Stated task: Filter the rows below down to the lines that contain the string "chart", and copy each of those lines unchanged.

Task material:
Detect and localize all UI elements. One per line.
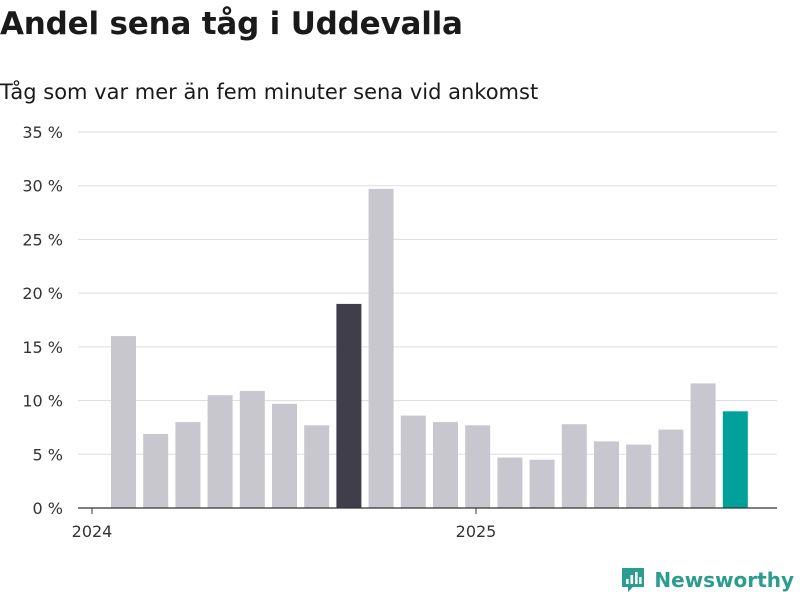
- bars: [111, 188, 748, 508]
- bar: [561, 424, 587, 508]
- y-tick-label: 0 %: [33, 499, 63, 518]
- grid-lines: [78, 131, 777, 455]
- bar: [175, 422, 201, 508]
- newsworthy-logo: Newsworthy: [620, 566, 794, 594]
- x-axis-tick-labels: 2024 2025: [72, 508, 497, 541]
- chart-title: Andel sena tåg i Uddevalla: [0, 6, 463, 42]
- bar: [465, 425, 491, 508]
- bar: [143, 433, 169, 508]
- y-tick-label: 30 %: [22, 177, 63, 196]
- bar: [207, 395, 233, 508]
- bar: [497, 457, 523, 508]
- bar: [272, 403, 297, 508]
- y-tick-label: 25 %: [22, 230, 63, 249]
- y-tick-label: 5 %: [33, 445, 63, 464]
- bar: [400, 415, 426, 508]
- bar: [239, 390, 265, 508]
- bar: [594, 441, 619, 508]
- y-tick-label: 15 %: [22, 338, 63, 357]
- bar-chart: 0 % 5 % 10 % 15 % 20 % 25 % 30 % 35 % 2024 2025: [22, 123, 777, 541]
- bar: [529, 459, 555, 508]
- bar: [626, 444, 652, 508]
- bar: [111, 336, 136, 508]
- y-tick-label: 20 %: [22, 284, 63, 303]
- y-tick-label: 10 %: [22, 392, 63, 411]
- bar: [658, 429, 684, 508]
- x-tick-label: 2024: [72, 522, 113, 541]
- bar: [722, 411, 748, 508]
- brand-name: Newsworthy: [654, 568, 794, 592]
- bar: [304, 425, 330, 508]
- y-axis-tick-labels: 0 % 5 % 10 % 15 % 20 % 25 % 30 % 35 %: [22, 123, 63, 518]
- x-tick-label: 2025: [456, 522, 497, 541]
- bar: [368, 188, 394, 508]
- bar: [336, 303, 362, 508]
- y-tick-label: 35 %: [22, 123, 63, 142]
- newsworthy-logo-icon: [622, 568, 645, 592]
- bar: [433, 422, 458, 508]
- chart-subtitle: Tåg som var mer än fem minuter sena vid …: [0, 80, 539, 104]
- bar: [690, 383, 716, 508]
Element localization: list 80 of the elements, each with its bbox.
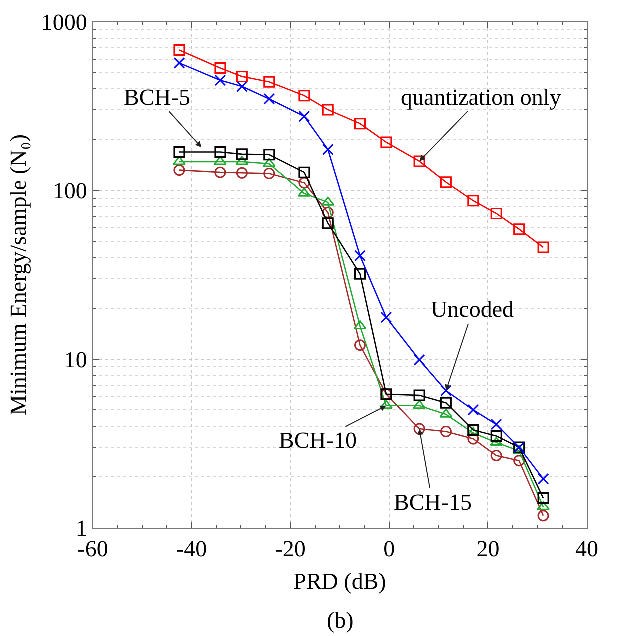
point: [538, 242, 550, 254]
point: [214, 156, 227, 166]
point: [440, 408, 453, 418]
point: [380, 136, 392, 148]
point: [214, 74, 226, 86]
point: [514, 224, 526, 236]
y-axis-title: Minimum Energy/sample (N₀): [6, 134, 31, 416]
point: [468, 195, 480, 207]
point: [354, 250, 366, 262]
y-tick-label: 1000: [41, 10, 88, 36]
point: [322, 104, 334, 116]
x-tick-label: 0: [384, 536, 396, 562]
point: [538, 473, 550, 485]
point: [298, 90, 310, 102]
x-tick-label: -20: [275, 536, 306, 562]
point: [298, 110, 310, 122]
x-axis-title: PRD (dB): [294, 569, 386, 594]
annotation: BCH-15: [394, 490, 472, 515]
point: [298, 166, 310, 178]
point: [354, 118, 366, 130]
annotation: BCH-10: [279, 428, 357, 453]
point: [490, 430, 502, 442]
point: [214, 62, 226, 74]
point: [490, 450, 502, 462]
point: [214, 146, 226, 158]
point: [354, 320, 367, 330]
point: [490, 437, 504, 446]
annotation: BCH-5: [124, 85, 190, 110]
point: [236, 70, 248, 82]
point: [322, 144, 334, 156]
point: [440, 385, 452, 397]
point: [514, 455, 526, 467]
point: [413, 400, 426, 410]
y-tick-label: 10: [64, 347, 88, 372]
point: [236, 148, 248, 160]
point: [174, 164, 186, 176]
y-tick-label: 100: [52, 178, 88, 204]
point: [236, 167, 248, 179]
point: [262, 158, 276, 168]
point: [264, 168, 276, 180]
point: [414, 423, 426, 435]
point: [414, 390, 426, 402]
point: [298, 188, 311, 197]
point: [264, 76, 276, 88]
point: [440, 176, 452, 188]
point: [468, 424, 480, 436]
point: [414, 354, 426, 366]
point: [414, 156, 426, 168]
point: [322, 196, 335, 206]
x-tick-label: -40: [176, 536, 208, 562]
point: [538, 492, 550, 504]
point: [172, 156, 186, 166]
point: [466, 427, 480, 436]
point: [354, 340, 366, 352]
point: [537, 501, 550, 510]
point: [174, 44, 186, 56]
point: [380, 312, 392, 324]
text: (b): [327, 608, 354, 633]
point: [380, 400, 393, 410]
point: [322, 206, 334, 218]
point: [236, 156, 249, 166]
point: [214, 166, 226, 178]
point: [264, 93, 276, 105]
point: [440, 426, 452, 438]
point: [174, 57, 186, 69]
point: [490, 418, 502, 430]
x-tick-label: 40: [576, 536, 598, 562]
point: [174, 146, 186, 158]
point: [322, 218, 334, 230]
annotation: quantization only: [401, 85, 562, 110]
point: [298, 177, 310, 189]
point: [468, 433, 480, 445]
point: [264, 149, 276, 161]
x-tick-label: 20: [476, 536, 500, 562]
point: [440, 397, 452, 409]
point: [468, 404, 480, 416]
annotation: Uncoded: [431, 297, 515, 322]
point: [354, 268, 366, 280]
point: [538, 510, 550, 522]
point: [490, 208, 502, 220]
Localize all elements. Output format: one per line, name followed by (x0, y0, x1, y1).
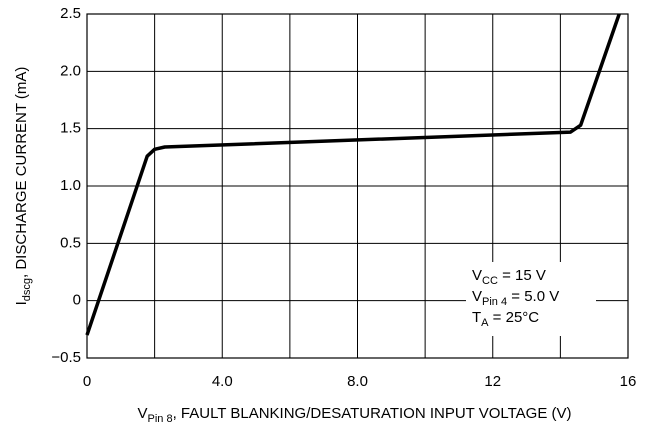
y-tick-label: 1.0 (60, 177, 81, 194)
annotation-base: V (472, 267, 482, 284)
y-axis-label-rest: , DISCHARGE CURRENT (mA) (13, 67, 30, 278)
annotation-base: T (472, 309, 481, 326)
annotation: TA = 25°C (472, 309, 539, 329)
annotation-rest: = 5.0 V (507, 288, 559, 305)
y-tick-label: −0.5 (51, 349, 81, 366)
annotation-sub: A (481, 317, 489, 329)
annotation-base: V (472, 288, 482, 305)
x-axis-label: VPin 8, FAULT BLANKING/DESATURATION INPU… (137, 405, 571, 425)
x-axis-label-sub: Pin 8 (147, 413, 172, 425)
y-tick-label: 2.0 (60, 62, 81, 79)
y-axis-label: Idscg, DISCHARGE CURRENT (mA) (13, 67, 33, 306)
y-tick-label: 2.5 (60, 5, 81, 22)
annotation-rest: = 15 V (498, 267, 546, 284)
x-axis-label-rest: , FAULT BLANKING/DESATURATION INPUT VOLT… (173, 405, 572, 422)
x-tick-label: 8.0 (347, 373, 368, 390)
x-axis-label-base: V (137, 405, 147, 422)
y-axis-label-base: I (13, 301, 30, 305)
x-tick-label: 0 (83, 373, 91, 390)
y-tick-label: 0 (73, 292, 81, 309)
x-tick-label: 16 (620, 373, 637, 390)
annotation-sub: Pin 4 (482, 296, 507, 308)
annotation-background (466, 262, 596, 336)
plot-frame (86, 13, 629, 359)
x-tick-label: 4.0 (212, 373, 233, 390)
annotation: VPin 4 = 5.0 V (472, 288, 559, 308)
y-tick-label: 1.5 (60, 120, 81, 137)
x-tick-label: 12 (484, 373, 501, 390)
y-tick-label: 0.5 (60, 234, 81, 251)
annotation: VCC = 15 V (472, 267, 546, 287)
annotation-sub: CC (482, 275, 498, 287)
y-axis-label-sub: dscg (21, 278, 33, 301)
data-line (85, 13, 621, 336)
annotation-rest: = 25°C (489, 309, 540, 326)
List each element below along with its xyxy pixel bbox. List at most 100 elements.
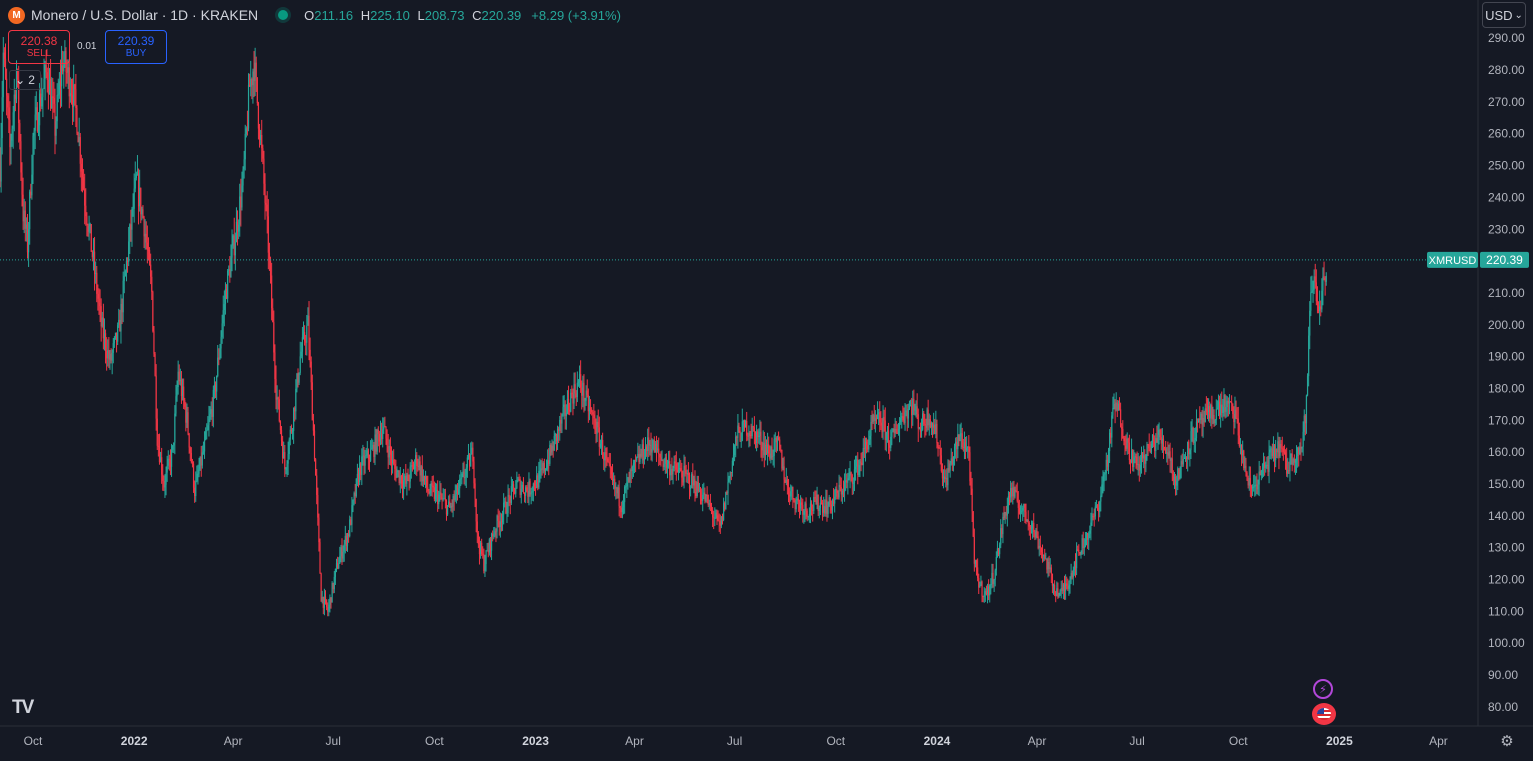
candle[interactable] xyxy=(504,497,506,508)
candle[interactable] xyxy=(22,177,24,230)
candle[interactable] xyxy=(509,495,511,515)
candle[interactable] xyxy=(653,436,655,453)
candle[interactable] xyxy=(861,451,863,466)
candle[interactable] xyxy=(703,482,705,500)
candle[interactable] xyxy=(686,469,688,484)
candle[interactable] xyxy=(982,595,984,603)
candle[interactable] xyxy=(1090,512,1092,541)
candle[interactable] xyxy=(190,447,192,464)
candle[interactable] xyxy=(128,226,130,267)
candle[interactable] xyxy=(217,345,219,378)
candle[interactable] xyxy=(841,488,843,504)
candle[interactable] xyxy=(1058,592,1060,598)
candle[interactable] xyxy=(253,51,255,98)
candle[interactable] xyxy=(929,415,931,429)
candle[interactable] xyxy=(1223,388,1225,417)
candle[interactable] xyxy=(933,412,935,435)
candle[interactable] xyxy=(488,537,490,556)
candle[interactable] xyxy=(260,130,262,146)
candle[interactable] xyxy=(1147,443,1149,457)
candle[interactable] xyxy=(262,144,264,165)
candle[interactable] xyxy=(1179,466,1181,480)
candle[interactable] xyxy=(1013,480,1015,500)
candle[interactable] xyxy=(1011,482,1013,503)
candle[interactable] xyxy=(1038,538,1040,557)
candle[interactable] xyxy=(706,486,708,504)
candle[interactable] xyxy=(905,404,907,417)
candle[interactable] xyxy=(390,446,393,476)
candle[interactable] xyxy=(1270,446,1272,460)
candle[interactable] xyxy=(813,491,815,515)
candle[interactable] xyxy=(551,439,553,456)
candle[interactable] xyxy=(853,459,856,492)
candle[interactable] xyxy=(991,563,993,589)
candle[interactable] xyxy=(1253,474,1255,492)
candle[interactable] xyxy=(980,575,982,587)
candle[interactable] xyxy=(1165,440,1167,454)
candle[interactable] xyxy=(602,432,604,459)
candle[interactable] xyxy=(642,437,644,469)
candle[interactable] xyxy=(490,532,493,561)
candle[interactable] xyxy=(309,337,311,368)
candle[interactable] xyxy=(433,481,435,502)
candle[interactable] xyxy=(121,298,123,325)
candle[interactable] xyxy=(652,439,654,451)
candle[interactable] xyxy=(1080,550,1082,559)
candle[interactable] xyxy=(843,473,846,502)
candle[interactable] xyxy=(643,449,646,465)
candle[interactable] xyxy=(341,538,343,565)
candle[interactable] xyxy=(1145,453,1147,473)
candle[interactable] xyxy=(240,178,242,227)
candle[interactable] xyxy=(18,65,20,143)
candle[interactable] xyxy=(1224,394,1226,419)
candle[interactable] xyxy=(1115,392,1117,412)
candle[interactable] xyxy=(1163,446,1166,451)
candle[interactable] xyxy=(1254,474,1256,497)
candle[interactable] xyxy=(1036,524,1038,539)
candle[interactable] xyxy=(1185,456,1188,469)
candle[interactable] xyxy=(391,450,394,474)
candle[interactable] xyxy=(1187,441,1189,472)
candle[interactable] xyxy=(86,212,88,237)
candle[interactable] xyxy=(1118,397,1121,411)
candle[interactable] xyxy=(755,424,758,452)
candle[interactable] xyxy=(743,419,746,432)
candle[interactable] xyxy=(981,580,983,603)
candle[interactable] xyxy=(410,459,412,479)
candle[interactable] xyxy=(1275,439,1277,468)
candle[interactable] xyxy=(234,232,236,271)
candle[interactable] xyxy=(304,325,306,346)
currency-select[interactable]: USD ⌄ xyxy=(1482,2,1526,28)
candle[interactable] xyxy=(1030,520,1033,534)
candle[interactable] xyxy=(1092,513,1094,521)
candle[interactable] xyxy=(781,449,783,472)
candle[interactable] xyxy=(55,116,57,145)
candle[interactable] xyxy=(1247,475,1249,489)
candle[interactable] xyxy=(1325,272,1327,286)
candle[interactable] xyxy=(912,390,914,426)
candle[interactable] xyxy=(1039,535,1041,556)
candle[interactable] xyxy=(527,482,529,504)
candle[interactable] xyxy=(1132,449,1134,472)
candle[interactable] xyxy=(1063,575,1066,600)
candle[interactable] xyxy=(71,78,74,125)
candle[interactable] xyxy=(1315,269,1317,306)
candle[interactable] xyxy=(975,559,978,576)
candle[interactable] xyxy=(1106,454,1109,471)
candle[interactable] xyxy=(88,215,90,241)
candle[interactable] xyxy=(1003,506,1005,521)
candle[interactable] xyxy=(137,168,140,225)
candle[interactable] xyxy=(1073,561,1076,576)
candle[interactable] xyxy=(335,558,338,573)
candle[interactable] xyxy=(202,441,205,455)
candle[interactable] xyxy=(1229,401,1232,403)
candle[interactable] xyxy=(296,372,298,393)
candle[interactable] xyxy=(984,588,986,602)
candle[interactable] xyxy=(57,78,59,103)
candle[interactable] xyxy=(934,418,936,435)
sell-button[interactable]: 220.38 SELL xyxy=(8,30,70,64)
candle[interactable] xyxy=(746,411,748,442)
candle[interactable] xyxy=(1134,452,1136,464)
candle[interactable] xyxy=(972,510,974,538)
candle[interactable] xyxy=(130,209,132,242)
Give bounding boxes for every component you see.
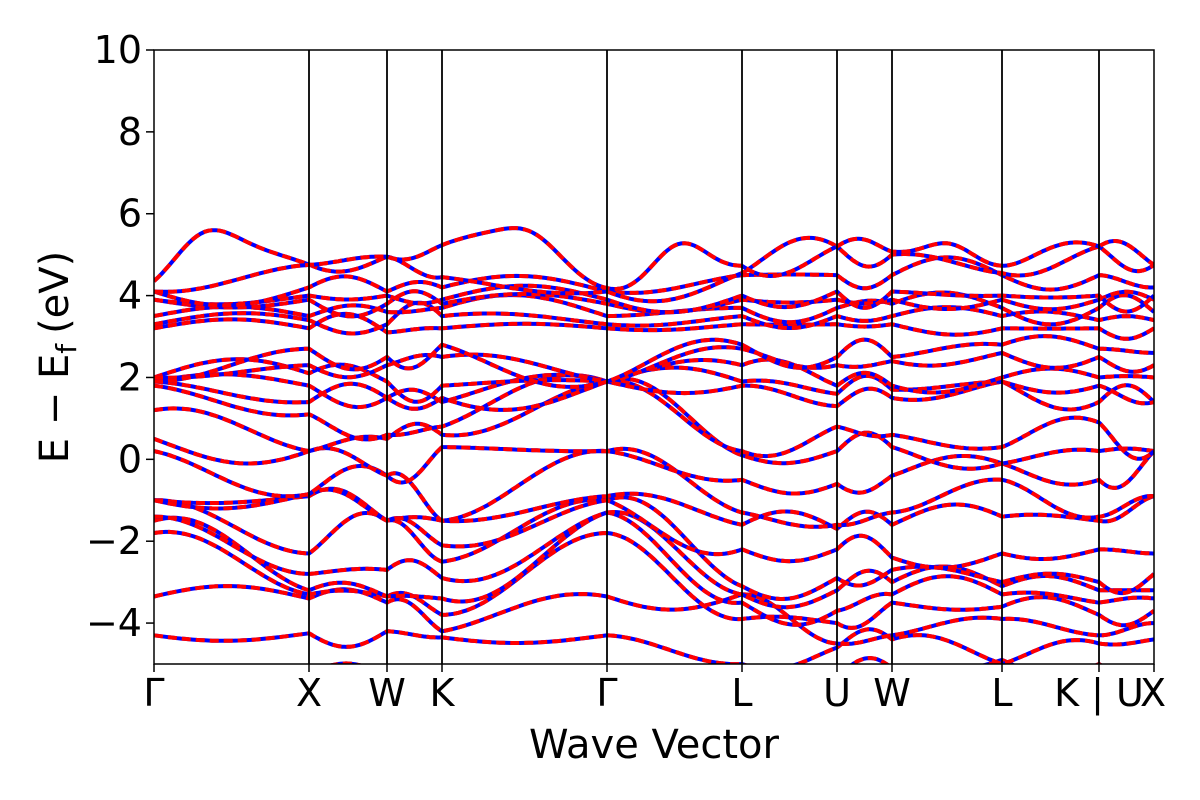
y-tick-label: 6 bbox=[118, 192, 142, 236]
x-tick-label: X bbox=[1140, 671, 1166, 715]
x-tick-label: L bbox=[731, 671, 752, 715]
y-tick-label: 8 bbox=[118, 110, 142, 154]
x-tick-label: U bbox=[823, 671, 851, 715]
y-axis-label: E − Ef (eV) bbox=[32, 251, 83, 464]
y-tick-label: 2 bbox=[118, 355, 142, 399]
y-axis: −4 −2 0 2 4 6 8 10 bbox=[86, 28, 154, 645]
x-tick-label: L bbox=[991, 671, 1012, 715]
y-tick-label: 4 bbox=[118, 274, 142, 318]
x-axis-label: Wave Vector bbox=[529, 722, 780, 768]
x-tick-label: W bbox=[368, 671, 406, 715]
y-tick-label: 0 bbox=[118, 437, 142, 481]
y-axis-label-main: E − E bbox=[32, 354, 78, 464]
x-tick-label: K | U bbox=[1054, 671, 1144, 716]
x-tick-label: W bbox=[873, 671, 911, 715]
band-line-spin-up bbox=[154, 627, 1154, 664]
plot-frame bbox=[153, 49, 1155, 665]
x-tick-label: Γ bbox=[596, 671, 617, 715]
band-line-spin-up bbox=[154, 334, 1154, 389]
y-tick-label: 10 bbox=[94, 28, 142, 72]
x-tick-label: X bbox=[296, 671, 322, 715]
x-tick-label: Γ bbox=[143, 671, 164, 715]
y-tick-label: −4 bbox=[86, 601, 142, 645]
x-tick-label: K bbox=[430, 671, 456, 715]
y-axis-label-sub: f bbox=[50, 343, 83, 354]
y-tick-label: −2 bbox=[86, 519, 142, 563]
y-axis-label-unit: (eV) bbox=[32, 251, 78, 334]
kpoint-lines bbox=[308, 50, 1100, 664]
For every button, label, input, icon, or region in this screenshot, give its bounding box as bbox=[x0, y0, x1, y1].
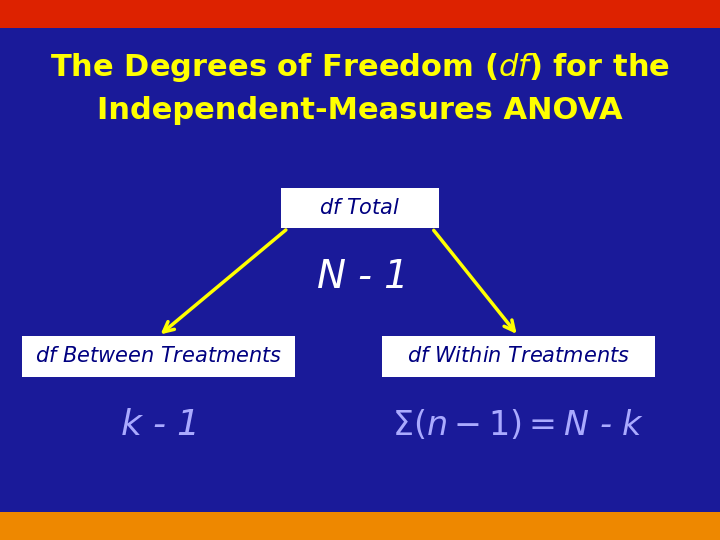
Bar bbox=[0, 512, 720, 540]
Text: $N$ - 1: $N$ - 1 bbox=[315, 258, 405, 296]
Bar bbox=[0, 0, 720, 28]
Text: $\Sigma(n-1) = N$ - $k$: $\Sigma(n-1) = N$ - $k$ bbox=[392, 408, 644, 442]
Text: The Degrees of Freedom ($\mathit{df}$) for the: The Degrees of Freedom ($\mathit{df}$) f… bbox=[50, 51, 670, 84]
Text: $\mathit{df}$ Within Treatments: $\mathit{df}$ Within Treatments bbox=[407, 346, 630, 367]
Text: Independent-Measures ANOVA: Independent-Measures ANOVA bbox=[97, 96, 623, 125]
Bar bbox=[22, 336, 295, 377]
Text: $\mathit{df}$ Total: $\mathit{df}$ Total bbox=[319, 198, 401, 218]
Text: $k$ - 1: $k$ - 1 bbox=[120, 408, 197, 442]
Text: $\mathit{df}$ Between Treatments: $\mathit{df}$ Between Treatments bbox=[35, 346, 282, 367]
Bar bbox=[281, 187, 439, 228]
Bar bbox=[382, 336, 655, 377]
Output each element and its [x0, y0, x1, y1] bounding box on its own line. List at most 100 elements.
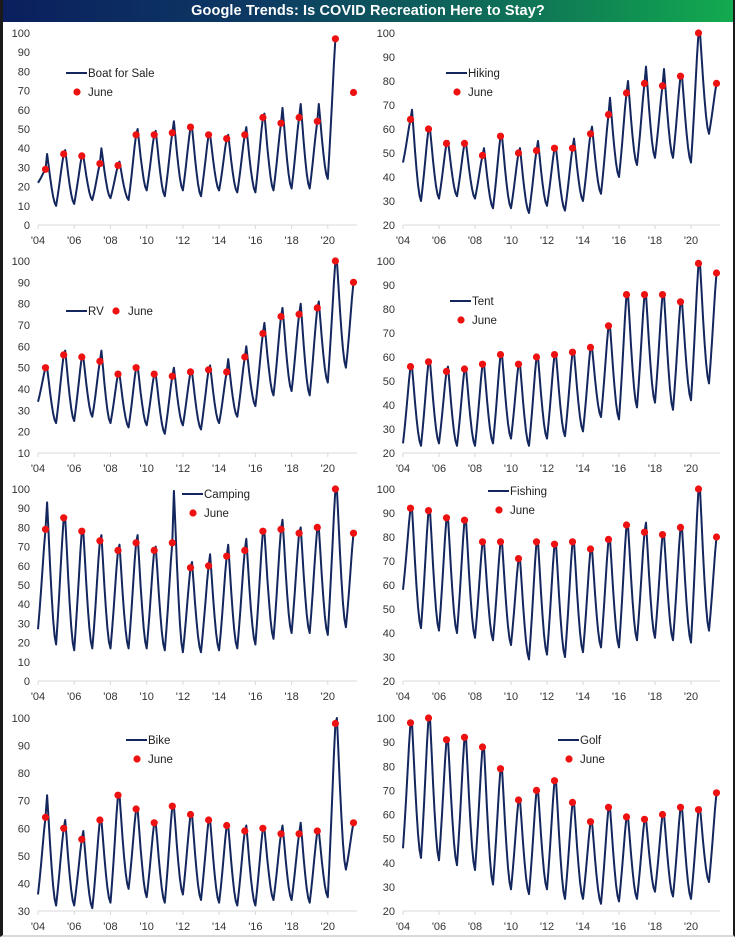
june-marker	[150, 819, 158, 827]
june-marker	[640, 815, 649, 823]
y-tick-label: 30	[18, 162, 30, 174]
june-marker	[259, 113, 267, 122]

Correct output:
- chart-title: Andel sena tåg i Uddevalla: [0, 6, 463, 42]
- bar-chart: 0 % 5 % 10 % 15 % 20 % 25 % 30 % 35 % 2024 2025: [22, 123, 777, 541]
- chart-subtitle: Tåg som var mer än fem minuter sena vid …: [0, 80, 539, 104]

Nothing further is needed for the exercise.